Work to complete >>
Scan the lines below for the word "ylabel". Copy each line you find it in.

begin Input

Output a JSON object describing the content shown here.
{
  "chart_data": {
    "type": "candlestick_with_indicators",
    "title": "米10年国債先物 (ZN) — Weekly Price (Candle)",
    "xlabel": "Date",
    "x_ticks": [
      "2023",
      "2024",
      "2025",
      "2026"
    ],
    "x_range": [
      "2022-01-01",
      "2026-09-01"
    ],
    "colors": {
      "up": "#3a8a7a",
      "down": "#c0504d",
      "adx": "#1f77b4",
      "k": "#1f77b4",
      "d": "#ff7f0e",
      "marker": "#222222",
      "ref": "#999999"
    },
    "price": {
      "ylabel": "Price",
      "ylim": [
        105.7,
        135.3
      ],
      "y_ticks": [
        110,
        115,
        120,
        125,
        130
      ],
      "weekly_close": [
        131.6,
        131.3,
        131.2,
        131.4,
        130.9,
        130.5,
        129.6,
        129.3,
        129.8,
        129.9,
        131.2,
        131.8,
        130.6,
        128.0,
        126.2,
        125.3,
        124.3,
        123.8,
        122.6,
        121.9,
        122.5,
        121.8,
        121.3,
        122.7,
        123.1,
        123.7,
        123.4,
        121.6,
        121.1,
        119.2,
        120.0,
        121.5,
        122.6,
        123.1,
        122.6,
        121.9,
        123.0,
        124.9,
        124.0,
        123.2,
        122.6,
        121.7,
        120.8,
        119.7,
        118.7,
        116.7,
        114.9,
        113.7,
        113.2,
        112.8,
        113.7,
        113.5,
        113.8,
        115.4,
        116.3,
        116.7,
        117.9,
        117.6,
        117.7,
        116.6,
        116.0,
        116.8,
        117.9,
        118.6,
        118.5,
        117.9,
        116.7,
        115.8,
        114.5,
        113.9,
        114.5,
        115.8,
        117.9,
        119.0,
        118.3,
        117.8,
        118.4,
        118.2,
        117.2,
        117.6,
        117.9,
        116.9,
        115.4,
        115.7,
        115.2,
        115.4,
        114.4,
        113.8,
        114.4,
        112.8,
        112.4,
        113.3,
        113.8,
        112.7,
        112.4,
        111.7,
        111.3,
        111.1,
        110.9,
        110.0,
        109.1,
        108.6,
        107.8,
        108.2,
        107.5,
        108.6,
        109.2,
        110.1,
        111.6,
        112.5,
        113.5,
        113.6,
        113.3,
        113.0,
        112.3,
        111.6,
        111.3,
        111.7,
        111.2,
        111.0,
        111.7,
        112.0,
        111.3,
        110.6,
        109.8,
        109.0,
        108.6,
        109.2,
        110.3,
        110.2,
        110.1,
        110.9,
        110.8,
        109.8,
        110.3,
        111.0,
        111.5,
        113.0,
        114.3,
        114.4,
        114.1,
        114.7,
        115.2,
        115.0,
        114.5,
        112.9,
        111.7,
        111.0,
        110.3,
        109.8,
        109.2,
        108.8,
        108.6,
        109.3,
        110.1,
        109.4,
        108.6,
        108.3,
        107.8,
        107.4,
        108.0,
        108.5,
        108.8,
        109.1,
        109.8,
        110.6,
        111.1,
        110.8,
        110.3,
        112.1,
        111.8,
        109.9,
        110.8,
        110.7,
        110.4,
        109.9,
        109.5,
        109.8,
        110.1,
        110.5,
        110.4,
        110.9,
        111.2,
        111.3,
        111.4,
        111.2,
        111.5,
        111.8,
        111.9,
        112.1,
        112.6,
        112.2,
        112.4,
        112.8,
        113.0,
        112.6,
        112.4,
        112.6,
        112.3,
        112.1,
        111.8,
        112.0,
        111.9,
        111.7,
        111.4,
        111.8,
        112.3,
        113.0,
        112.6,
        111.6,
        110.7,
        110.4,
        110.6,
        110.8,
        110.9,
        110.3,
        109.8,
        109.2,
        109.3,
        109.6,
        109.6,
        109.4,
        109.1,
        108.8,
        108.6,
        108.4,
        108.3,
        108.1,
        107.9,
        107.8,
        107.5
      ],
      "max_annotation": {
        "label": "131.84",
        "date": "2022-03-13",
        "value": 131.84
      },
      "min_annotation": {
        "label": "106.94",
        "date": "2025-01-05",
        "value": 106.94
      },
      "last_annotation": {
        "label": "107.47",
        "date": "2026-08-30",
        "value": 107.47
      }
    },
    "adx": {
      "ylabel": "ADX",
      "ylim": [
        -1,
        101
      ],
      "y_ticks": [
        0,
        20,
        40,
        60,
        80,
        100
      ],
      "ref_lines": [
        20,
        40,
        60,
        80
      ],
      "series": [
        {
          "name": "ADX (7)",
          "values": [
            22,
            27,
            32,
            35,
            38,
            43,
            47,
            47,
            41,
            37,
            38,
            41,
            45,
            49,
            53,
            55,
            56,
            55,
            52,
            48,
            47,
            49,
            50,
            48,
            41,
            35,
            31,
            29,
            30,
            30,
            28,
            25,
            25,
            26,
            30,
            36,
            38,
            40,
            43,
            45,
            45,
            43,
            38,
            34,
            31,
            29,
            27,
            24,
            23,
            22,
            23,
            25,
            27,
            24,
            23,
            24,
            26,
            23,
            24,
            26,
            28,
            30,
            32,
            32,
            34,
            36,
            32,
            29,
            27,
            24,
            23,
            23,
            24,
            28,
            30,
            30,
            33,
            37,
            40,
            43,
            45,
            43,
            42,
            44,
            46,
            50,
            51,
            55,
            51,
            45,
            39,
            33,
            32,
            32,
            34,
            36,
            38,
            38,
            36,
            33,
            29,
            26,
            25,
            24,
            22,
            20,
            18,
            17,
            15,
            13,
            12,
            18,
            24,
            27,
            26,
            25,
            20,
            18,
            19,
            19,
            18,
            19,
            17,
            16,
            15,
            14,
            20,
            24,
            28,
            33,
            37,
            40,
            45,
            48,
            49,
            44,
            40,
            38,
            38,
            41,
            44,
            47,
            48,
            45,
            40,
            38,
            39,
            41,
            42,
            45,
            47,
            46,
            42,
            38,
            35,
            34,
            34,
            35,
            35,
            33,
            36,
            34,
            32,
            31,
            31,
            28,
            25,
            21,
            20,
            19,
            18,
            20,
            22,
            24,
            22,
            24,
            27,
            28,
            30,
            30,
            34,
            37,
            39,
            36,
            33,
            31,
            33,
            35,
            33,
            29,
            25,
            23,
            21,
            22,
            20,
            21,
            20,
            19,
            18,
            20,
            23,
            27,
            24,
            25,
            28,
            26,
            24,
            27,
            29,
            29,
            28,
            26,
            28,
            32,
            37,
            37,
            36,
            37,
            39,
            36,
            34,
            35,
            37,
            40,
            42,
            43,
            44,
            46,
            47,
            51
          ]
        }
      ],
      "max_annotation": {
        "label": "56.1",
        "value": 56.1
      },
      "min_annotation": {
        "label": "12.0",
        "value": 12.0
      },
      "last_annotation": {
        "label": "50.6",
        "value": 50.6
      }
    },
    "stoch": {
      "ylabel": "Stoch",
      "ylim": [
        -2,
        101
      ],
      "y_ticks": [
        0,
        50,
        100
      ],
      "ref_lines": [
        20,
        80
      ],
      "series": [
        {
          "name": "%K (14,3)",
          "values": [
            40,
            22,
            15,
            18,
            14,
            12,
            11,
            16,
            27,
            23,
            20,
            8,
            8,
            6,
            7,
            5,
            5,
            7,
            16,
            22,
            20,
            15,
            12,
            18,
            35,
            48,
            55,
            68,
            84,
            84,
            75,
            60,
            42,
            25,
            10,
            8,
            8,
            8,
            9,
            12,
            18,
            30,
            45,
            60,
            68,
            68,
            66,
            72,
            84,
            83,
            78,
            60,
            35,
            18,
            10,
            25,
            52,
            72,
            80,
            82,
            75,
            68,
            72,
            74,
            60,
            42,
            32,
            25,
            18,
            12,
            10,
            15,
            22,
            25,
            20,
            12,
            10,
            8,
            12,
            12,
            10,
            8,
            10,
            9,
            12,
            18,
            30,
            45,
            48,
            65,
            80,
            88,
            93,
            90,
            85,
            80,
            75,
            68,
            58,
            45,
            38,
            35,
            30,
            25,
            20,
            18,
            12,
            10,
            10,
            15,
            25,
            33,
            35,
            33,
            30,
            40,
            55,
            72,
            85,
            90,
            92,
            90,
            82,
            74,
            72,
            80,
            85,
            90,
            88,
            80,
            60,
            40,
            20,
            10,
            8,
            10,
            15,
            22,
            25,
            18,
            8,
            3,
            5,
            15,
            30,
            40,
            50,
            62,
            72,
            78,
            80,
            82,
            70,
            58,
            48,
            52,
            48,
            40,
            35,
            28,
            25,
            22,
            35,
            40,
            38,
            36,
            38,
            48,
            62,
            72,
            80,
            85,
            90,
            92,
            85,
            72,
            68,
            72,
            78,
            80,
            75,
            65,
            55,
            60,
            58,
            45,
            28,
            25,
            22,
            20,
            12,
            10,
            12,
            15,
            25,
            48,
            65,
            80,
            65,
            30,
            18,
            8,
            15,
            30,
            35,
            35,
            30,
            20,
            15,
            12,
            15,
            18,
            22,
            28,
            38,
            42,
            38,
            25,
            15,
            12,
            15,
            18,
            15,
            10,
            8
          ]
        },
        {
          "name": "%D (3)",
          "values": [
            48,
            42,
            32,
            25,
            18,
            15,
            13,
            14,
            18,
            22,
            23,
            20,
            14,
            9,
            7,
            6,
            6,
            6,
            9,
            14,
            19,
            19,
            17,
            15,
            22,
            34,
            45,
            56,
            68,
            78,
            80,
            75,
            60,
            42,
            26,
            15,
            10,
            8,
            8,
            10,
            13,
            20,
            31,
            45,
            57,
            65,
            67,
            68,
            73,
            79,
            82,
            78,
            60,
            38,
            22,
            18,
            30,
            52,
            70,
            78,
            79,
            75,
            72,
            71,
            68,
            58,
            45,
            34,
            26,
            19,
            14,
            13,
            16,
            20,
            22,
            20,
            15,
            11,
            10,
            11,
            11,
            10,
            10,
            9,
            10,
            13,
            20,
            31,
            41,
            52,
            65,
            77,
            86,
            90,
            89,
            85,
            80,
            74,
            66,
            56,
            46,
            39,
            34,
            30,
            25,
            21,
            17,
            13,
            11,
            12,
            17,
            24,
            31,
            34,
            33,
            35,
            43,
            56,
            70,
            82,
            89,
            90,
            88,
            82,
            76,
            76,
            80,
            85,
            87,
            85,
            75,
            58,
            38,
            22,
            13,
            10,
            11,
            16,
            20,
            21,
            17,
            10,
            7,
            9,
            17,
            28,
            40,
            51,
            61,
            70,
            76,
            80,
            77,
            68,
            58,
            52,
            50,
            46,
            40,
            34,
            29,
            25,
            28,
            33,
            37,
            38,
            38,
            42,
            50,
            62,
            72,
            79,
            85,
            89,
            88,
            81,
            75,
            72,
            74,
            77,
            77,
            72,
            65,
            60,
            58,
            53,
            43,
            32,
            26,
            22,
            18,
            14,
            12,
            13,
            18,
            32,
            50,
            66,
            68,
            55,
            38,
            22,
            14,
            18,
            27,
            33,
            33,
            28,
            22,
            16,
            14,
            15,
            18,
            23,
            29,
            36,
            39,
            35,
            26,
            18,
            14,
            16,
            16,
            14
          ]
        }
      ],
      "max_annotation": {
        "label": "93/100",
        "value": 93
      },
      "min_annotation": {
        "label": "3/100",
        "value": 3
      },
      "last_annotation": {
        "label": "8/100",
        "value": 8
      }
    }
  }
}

end Input

Exercise solution >>
      "ylabel": "Price",
      "ylabel": "ADX",
      "ylabel": "Stoch",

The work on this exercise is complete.